Each entry must appear again exactly as it does in the source.

Records from a collection:
▬▬▬▬▬▬▬▬▬▬
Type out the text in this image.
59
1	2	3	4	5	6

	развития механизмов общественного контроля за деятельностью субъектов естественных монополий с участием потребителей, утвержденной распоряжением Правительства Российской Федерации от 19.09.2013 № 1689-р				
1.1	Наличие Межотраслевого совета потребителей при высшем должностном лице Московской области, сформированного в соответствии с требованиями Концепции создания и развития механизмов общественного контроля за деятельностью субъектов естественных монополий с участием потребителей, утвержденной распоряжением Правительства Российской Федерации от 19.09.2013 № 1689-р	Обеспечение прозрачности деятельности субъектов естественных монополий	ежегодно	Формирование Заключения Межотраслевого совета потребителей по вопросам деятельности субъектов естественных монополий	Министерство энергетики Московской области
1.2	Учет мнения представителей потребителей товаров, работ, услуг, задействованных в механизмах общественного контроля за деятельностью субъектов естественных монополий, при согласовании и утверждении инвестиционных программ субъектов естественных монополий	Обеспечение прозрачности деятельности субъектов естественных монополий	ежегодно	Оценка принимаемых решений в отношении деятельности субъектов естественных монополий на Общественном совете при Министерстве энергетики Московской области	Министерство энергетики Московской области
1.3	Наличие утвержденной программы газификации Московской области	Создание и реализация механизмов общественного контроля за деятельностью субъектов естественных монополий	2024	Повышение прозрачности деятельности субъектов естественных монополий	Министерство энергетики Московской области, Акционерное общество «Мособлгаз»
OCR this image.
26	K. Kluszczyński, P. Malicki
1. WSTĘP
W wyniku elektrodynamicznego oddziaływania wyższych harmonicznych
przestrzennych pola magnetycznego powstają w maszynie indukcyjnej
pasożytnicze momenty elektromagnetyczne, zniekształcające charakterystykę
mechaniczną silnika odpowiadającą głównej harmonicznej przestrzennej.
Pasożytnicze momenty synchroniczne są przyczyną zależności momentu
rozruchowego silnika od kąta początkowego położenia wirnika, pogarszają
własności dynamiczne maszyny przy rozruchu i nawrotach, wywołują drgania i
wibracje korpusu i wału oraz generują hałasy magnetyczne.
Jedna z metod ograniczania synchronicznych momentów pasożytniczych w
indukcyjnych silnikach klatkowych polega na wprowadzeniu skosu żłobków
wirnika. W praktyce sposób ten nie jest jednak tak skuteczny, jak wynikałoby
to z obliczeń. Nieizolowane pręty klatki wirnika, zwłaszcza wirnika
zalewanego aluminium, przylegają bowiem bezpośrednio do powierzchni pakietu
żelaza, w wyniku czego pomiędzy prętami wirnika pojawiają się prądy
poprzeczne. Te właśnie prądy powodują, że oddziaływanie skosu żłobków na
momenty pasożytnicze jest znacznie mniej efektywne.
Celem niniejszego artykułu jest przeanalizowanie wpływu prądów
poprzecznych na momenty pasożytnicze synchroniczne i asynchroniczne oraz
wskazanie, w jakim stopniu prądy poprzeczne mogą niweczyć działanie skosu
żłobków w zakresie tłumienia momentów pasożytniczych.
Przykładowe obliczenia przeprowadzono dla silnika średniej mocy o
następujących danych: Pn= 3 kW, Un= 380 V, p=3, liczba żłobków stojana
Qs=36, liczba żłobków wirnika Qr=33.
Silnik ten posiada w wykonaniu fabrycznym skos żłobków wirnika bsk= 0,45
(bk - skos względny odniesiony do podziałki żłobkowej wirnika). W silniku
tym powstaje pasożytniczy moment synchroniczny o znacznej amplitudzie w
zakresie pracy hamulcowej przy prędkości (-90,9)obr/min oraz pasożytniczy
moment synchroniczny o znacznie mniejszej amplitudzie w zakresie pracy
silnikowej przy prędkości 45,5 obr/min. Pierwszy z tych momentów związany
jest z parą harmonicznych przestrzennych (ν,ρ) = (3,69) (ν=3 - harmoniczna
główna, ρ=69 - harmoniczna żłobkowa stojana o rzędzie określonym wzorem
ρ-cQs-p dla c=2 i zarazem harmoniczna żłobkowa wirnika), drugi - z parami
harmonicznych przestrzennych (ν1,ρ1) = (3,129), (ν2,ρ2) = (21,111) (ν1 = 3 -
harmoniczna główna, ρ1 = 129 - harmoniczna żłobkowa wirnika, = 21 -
▬▬▬▬▬▬▬▬▬▬
» Exercise response:
Type out the text in this image.
59
1	2	3	4	5	6

	развития механизмов общественного контроля за деятельностью субъектов естественных монополий с участием потребителей, утвержденной распоряжением Правительства Российской Федерации от 19.09.2013 № 1689-р				
1.1	Наличие Межотраслевого совета потребителей при высшем должностном лице Московской области, сформированного в соответствии с требованиями Концепции создания и развития механизмов общественного контроля за деятельностью субъектов естественных монополий с участием потребителей, утвержденной распоряжением Правительства Российской Федерации от 19.09.2013 № 1689-р	Обеспечение прозрачности деятельности субъектов естественных монополий	ежегодно	Формирование Заключения Межотраслевого совета потребителей по вопросам деятельности субъектов естественных монополий	Министерство энергетики Московской области
1.2	Учет мнения представителей потребителей товаров, работ, услуг, задействованных в механизмах общественного контроля за деятельностью субъектов естественных монополий, при согласовании и утверждении инвестиционных программ субъектов естественных монополий	Обеспечение прозрачности деятельности субъектов естественных монополий	ежегодно	Оценка принимаемых решений в отношении деятельности субъектов естественных монополий на Общественном совете при Министерстве энергетики Московской области	Министерство энергетики Московской области
1.3	Наличие утвержденной программы газификации Московской области	Создание и реализация механизмов общественного контроля за деятельностью субъектов естественных монополий	2024	Повышение прозрачности деятельности субъектов естественных монополий	Министерство энергетики Московской области, Акционерное общество «Мособлгаз»
OCR this image.
26	K. Kluszczyński, P. Malicki
1. WSTĘP
W wyniku elektrodynamicznego oddziaływania wyższych harmonicznych
przestrzennych pola magnetycznego powstają w maszynie indukcyjnej
pasożytnicze momenty elektromagnetyczne, zniekształcające charakterystykę
mechaniczną silnika odpowiadającą głównej harmonicznej przestrzennej.
Pasożytnicze momenty synchroniczne są przyczyną zależności momentu
rozruchowego silnika od kąta początkowego położenia wirnika, pogarszają
własności dynamiczne maszyny przy rozruchu i nawrotach, wywołują drgania i
wibracje korpusu i wału oraz generują hałasy magnetyczne.
Jedna z metod ograniczania synchronicznych momentów pasożytniczych w
indukcyjnych silnikach klatkowych polega na wprowadzeniu skosu żłobków
wirnika. W praktyce sposób ten nie jest jednak tak skuteczny, jak wynikałoby
to z obliczeń. Nieizolowane pręty klatki wirnika, zwłaszcza wirnika
zalewanego aluminium, przylegają bowiem bezpośrednio do powierzchni pakietu
żelaza, w wyniku czego pomiędzy prętami wirnika pojawiają się prądy
poprzeczne. Te właśnie prądy powodują, że oddziaływanie skosu żłobków na
momenty pasożytnicze jest znacznie mniej efektywne.
Celem niniejszego artykułu jest przeanalizowanie wpływu prądów
poprzecznych na momenty pasożytnicze synchroniczne i asynchroniczne oraz
wskazanie, w jakim stopniu prądy poprzeczne mogą niweczyć działanie skosu
żłobków w zakresie tłumienia momentów pasożytniczych.
Przykładowe obliczenia przeprowadzono dla silnika średniej mocy o
następujących danych: Pn= 3 kW, Un= 380 V, p=3, liczba żłobków stojana
Qs=36, liczba żłobków wirnika Qr=33.
Silnik ten posiada w wykonaniu fabrycznym skos żłobków wirnika bsk= 0,45
(bk - skos względny odniesiony do podziałki żłobkowej wirnika). W silniku
tym powstaje pasożytniczy moment synchroniczny o znacznej amplitudzie w
zakresie pracy hamulcowej przy prędkości (-90,9)obr/min oraz pasożytniczy
moment synchroniczny o znacznie mniejszej amplitudzie w zakresie pracy
silnikowej przy prędkości 45,5 obr/min. Pierwszy z tych momentów związany
jest z parą harmonicznych przestrzennych (ν,ρ) = (3,69) (ν=3 - harmoniczna
główna, ρ=69 - harmoniczna żłobkowa stojana o rzędzie określonym wzorem
ρ-cQs-p dla c=2 i zarazem harmoniczna żłobkowa wirnika), drugi - z parami
harmonicznych przestrzennych (ν1,ρ1) = (3,129), (ν2,ρ2) = (21,111) (ν1 = 3 -
harmoniczna główna, ρ1 = 129 - harmoniczna żłobkowa wirnika, = 21 -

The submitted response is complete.